Problem -
Below are records. Copy every line with "JSON" in it.

########################################

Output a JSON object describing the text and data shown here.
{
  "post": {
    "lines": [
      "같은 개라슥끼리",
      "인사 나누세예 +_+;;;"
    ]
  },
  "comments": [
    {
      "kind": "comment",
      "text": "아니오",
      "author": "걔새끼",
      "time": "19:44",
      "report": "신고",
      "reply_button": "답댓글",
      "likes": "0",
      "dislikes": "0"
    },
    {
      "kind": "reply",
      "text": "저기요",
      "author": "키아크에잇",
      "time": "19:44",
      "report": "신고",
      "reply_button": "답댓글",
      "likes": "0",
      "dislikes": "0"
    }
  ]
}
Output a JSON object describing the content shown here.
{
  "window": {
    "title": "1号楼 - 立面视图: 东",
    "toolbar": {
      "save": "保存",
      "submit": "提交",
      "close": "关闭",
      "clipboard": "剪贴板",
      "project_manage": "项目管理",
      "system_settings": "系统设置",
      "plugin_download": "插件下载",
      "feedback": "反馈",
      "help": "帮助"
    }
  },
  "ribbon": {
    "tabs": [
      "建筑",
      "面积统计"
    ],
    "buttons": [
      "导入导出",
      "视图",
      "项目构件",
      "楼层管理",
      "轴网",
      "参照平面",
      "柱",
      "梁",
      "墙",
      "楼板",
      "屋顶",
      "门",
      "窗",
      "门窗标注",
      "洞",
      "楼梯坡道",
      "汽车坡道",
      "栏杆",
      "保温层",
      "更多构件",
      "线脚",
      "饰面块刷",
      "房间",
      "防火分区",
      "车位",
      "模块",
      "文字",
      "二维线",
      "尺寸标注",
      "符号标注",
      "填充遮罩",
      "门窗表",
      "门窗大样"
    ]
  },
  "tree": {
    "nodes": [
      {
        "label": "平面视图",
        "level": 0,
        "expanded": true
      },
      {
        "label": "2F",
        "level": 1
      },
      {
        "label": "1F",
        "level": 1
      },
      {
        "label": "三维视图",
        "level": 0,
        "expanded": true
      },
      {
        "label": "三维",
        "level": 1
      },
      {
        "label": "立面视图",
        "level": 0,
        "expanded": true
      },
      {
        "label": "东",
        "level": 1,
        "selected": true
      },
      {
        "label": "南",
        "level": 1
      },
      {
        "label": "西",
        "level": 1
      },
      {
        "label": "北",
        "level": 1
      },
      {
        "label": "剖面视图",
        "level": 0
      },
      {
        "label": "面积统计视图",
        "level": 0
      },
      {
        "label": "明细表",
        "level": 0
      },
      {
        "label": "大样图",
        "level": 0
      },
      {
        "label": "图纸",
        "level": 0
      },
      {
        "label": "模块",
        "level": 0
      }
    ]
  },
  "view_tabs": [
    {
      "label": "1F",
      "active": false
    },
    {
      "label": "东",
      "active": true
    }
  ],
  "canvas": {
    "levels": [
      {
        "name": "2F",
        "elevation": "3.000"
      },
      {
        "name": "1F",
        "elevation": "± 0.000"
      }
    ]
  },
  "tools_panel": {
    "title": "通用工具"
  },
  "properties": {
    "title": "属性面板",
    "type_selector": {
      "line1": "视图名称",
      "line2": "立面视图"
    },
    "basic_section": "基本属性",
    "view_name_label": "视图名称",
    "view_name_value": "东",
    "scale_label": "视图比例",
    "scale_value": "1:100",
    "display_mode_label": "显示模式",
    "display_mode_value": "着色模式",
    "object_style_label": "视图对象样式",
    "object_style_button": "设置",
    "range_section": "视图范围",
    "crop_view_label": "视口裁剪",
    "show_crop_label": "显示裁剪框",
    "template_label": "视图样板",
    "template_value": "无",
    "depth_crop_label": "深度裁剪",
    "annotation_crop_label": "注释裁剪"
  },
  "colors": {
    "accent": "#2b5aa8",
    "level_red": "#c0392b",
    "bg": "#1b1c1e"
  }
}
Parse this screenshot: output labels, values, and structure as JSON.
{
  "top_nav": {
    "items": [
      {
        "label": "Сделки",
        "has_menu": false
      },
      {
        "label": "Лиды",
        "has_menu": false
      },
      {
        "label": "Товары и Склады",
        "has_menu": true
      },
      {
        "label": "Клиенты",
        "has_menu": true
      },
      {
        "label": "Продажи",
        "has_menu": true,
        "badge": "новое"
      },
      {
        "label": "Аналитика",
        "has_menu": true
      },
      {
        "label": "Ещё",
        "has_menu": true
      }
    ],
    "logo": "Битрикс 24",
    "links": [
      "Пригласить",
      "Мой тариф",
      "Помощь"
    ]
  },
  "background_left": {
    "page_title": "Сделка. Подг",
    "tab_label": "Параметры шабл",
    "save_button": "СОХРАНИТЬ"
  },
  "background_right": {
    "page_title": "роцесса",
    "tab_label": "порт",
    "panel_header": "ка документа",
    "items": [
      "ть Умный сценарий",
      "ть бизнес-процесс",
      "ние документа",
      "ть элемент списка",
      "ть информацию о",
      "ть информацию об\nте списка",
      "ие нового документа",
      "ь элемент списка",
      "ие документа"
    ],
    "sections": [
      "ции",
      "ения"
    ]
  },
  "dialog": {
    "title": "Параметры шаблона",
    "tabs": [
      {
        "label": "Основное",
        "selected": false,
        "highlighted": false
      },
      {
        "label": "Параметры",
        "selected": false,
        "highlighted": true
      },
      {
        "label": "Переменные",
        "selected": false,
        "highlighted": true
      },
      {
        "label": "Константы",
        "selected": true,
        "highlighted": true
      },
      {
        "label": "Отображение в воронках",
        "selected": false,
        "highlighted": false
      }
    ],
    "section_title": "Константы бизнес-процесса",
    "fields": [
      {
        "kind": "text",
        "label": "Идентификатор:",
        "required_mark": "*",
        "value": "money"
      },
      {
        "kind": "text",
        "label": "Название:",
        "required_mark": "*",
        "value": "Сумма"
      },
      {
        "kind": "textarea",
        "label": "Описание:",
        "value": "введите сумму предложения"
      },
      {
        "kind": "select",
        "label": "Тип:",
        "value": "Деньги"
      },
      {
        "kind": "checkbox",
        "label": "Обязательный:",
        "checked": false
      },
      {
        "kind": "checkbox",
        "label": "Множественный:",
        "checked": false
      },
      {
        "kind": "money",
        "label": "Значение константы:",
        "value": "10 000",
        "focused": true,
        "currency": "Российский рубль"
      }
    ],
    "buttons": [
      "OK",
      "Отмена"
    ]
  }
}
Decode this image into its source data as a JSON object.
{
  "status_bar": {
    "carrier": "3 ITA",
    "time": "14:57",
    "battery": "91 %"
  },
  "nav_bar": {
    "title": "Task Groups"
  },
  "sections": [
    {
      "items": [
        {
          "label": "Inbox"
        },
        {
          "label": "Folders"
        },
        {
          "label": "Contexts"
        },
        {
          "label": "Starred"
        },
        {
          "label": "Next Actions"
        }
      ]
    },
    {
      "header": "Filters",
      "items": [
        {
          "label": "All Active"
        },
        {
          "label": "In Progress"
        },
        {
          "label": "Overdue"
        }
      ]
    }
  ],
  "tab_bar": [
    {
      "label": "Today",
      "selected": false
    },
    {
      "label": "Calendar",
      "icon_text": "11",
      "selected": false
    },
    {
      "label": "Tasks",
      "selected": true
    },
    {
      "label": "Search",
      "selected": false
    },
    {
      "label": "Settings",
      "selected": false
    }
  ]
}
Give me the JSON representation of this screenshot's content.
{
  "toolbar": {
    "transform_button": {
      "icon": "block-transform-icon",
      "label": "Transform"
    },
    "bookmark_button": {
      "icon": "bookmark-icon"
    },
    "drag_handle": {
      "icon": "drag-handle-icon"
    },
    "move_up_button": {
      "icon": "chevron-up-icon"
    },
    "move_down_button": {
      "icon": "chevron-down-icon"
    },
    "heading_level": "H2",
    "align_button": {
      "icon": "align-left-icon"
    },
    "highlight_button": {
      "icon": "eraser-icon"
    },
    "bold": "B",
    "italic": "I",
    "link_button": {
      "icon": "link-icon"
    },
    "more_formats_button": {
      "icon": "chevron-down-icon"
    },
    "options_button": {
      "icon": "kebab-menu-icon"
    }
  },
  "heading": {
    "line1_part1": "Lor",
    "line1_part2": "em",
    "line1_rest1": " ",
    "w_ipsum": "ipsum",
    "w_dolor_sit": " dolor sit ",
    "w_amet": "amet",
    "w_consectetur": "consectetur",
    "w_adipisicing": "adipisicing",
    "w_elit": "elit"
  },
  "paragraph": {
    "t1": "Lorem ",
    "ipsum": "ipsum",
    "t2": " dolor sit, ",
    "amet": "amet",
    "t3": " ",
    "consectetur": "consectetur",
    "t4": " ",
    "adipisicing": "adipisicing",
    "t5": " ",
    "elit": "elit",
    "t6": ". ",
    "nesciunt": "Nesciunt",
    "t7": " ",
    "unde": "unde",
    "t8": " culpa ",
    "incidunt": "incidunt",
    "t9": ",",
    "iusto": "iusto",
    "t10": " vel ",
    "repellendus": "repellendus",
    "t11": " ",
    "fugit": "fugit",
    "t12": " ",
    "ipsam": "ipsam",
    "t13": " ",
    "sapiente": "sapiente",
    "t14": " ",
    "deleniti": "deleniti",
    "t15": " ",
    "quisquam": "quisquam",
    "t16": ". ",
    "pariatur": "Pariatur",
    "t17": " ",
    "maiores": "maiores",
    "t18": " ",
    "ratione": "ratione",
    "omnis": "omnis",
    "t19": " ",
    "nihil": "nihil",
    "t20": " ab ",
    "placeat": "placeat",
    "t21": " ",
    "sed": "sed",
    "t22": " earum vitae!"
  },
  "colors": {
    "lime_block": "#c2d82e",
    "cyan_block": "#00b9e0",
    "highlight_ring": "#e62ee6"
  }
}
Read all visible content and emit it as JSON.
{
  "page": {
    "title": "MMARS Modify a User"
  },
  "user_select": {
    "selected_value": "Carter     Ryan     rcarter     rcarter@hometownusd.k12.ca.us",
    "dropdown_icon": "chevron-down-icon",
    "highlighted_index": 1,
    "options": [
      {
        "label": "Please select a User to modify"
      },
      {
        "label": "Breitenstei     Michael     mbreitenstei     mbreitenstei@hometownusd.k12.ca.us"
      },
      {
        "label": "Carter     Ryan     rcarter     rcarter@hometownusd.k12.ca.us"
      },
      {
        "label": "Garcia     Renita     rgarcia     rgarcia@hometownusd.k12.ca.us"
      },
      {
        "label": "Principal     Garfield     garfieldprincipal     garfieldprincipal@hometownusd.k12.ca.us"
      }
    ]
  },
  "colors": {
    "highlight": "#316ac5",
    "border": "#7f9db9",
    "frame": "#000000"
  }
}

########################################

Problem solution -
Output a JSON object describing the text and data shown here.
Output a JSON object describing the content shown here.
Parse this screenshot: output labels, values, and structure as JSON.
Decode this image into its source data as a JSON object.
Give me the JSON representation of this screenshot's content.
Read all visible content and emit it as JSON.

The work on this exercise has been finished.